▶ [THE PROBLEM]
Copy each of the following items line for line, keeping every character as it appears.

[start DATA SUPPLIED]

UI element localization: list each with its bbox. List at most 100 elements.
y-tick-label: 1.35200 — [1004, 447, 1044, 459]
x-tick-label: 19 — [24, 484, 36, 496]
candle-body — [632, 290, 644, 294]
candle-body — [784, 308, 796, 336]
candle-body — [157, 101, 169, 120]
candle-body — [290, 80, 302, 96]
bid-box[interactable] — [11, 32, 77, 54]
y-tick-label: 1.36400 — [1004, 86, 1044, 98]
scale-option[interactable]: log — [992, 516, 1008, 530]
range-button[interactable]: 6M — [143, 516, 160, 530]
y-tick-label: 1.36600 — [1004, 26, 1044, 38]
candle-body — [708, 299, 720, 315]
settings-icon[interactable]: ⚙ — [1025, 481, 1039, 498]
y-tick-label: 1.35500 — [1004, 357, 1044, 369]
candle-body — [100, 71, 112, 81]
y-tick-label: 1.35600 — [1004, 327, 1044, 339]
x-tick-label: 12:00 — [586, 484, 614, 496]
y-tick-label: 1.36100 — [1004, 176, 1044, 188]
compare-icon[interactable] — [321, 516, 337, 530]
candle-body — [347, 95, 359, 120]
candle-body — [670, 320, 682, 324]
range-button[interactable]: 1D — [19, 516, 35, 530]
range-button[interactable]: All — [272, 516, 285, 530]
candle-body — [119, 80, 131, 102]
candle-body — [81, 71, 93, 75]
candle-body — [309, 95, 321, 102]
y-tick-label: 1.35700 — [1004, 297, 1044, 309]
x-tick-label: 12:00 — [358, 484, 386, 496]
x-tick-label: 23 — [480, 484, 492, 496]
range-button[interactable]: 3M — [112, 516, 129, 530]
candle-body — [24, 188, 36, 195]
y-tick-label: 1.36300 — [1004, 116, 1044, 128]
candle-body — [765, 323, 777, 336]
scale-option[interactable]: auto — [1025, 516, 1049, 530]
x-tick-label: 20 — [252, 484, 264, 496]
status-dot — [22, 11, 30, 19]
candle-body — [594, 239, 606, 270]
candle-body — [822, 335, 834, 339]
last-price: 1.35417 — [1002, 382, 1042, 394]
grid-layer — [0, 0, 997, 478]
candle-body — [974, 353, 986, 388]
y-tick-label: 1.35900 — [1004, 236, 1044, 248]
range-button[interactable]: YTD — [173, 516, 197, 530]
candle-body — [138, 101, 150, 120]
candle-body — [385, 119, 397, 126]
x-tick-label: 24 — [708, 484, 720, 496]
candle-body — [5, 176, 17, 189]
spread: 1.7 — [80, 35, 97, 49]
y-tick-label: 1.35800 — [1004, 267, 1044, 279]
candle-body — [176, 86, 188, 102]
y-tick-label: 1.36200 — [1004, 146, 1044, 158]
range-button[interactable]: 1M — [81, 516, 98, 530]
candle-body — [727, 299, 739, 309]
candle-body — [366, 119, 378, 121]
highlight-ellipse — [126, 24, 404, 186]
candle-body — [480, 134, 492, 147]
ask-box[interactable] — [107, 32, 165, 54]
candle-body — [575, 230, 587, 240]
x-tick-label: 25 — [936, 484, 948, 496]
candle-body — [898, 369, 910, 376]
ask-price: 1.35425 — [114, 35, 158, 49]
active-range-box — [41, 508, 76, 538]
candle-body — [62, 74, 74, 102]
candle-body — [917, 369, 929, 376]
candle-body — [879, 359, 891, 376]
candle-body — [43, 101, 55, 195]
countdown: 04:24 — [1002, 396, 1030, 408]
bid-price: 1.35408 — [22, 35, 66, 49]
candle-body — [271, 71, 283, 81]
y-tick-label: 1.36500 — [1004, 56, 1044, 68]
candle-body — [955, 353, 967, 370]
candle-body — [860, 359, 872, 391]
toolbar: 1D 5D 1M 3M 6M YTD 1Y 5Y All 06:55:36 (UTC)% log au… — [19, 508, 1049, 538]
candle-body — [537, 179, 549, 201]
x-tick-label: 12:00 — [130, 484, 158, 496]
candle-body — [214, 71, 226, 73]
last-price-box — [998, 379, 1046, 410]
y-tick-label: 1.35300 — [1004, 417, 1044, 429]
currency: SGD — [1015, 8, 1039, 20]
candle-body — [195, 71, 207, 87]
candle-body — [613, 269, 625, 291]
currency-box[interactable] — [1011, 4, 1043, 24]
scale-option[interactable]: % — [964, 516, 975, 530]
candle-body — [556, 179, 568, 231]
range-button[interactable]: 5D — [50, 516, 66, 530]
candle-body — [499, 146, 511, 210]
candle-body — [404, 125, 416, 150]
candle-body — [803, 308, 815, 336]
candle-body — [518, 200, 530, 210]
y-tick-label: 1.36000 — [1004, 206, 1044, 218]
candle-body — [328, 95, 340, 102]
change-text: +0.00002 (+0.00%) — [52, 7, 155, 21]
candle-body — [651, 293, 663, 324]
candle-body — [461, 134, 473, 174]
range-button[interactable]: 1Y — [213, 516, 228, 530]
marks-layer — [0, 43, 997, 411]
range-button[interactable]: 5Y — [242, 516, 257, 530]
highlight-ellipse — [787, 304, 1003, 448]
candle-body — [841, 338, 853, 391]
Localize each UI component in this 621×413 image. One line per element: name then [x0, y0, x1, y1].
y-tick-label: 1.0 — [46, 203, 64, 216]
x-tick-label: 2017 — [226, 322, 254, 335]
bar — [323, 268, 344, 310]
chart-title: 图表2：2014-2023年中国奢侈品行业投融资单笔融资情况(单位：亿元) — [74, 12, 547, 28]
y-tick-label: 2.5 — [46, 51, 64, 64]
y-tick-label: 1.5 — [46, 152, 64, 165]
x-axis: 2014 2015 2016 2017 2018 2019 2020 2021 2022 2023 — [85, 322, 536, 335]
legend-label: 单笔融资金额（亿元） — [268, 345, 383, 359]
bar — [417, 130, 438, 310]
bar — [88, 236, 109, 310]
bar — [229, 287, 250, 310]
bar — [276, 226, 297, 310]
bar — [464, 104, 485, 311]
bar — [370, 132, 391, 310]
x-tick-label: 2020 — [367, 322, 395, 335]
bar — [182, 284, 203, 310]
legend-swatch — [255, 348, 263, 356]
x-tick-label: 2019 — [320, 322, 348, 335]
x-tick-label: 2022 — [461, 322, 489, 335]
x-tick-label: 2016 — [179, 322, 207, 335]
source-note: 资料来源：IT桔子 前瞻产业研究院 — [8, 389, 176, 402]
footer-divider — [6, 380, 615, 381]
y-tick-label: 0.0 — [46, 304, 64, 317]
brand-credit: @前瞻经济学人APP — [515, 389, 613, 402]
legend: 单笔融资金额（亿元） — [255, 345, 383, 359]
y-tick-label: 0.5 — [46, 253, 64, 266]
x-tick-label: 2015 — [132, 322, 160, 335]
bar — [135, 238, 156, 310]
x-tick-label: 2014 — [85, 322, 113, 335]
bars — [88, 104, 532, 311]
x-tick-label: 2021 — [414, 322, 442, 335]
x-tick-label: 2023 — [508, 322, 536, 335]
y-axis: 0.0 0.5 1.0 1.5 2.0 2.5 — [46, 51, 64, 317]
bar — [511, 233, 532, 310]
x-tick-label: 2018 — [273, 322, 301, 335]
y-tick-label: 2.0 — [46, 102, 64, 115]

[end DATA SUPPLIED]

▶ [TASK RESULT]
UI element localization: list each with its bbox. List at most 100 elements.
y-tick-label: 1.35200 — [1004, 447, 1044, 459]
x-tick-label: 19 — [24, 484, 36, 496]
candle-body — [632, 290, 644, 294]
candle-body — [784, 308, 796, 336]
candle-body — [157, 101, 169, 120]
candle-body — [290, 80, 302, 96]
bid-box[interactable] — [11, 32, 77, 54]
y-tick-label: 1.36400 — [1004, 86, 1044, 98]
scale-option[interactable]: log — [992, 516, 1008, 530]
range-button[interactable]: 6M — [143, 516, 160, 530]
y-tick-label: 1.36600 — [1004, 26, 1044, 38]
candle-body — [708, 299, 720, 315]
settings-icon[interactable]: ⚙ — [1025, 481, 1039, 498]
y-tick-label: 1.35500 — [1004, 357, 1044, 369]
candle-body — [100, 71, 112, 81]
y-tick-label: 1.35600 — [1004, 327, 1044, 339]
x-tick-label: 12:00 — [586, 484, 614, 496]
y-tick-label: 1.36100 — [1004, 176, 1044, 188]
compare-icon[interactable] — [321, 516, 337, 530]
candle-body — [347, 95, 359, 120]
candle-body — [670, 320, 682, 324]
range-button[interactable]: 1D — [19, 516, 35, 530]
range-button[interactable]: All — [272, 516, 285, 530]
candle-body — [119, 80, 131, 102]
candle-body — [81, 71, 93, 75]
candle-body — [309, 95, 321, 102]
y-tick-label: 1.35700 — [1004, 297, 1044, 309]
x-tick-label: 12:00 — [358, 484, 386, 496]
x-tick-label: 23 — [480, 484, 492, 496]
range-button[interactable]: 3M — [112, 516, 129, 530]
candle-body — [24, 188, 36, 195]
y-tick-label: 1.36300 — [1004, 116, 1044, 128]
candle-body — [765, 323, 777, 336]
scale-option[interactable]: auto — [1025, 516, 1049, 530]
x-tick-label: 20 — [252, 484, 264, 496]
status-dot — [22, 11, 30, 19]
candle-body — [594, 239, 606, 270]
candle-body — [822, 335, 834, 339]
last-price: 1.35417 — [1002, 382, 1042, 394]
grid-layer — [0, 0, 997, 478]
candle-body — [974, 353, 986, 388]
y-tick-label: 1.35900 — [1004, 236, 1044, 248]
range-button[interactable]: YTD — [173, 516, 197, 530]
candle-body — [138, 101, 150, 120]
candle-body — [385, 119, 397, 126]
x-tick-label: 24 — [708, 484, 720, 496]
candle-body — [5, 176, 17, 189]
spread: 1.7 — [80, 35, 97, 49]
y-tick-label: 1.35800 — [1004, 267, 1044, 279]
candle-body — [176, 86, 188, 102]
y-tick-label: 1.36200 — [1004, 146, 1044, 158]
range-button[interactable]: 1M — [81, 516, 98, 530]
candle-body — [727, 299, 739, 309]
candle-body — [366, 119, 378, 121]
highlight-ellipse — [126, 24, 404, 186]
candle-body — [480, 134, 492, 147]
ask-box[interactable] — [107, 32, 165, 54]
candle-body — [575, 230, 587, 240]
x-tick-label: 25 — [936, 484, 948, 496]
candle-body — [898, 369, 910, 376]
ask-price: 1.35425 — [114, 35, 158, 49]
active-range-box — [41, 508, 76, 538]
candle-body — [62, 74, 74, 102]
candle-body — [917, 369, 929, 376]
candle-body — [879, 359, 891, 376]
candle-body — [43, 101, 55, 195]
countdown: 04:24 — [1002, 396, 1030, 408]
bid-price: 1.35408 — [22, 35, 66, 49]
candle-body — [271, 71, 283, 81]
y-tick-label: 1.36500 — [1004, 56, 1044, 68]
candle-body — [955, 353, 967, 370]
candle-body — [860, 359, 872, 391]
toolbar: 1D 5D 1M 3M 6M YTD 1Y 5Y All 06:55:36 (UTC)% log au… — [19, 508, 1049, 538]
candle-body — [537, 179, 549, 201]
x-tick-label: 12:00 — [130, 484, 158, 496]
candle-body — [214, 71, 226, 73]
last-price-box — [998, 379, 1046, 410]
y-tick-label: 1.35300 — [1004, 417, 1044, 429]
currency: SGD — [1015, 8, 1039, 20]
candle-body — [195, 71, 207, 87]
candle-body — [613, 269, 625, 291]
currency-box[interactable] — [1011, 4, 1043, 24]
scale-option[interactable]: % — [964, 516, 975, 530]
candle-body — [556, 179, 568, 231]
range-button[interactable]: 5D — [50, 516, 66, 530]
candle-body — [499, 146, 511, 210]
candle-body — [404, 125, 416, 150]
candle-body — [803, 308, 815, 336]
candle-body — [518, 200, 530, 210]
y-tick-label: 1.36000 — [1004, 206, 1044, 218]
candle-body — [328, 95, 340, 102]
change-text: +0.00002 (+0.00%) — [52, 7, 155, 21]
candle-body — [651, 293, 663, 324]
candle-body — [461, 134, 473, 174]
range-button[interactable]: 1Y — [213, 516, 228, 530]
marks-layer — [0, 43, 997, 411]
range-button[interactable]: 5Y — [242, 516, 257, 530]
highlight-ellipse — [787, 304, 1003, 448]
candle-body — [841, 338, 853, 391]
Localize each UI component in this 621×413 image. One line per element: name then [x0, y0, x1, y1].
y-tick-label: 1.0 — [46, 203, 64, 216]
x-tick-label: 2017 — [226, 322, 254, 335]
bar — [323, 268, 344, 310]
chart-title: 图表2：2014-2023年中国奢侈品行业投融资单笔融资情况(单位：亿元) — [74, 12, 547, 28]
y-tick-label: 2.5 — [46, 51, 64, 64]
y-tick-label: 1.5 — [46, 152, 64, 165]
x-axis: 2014 2015 2016 2017 2018 2019 2020 2021 2022 2023 — [85, 322, 536, 335]
legend-label: 单笔融资金额（亿元） — [268, 345, 383, 359]
bar — [417, 130, 438, 310]
bar — [88, 236, 109, 310]
bar — [229, 287, 250, 310]
bar — [276, 226, 297, 310]
bar — [464, 104, 485, 311]
bar — [370, 132, 391, 310]
x-tick-label: 2020 — [367, 322, 395, 335]
bar — [182, 284, 203, 310]
legend-swatch — [255, 348, 263, 356]
x-tick-label: 2019 — [320, 322, 348, 335]
x-tick-label: 2022 — [461, 322, 489, 335]
x-tick-label: 2016 — [179, 322, 207, 335]
source-note: 资料来源：IT桔子 前瞻产业研究院 — [8, 389, 176, 402]
footer-divider — [6, 380, 615, 381]
y-tick-label: 0.0 — [46, 304, 64, 317]
brand-credit: @前瞻经济学人APP — [515, 389, 613, 402]
legend: 单笔融资金额（亿元） — [255, 345, 383, 359]
y-tick-label: 0.5 — [46, 253, 64, 266]
x-tick-label: 2015 — [132, 322, 160, 335]
bar — [135, 238, 156, 310]
x-tick-label: 2014 — [85, 322, 113, 335]
bars — [88, 104, 532, 311]
x-tick-label: 2021 — [414, 322, 442, 335]
x-tick-label: 2023 — [508, 322, 536, 335]
y-axis: 0.0 0.5 1.0 1.5 2.0 2.5 — [46, 51, 64, 317]
bar — [511, 233, 532, 310]
x-tick-label: 2018 — [273, 322, 301, 335]
y-tick-label: 2.0 — [46, 102, 64, 115]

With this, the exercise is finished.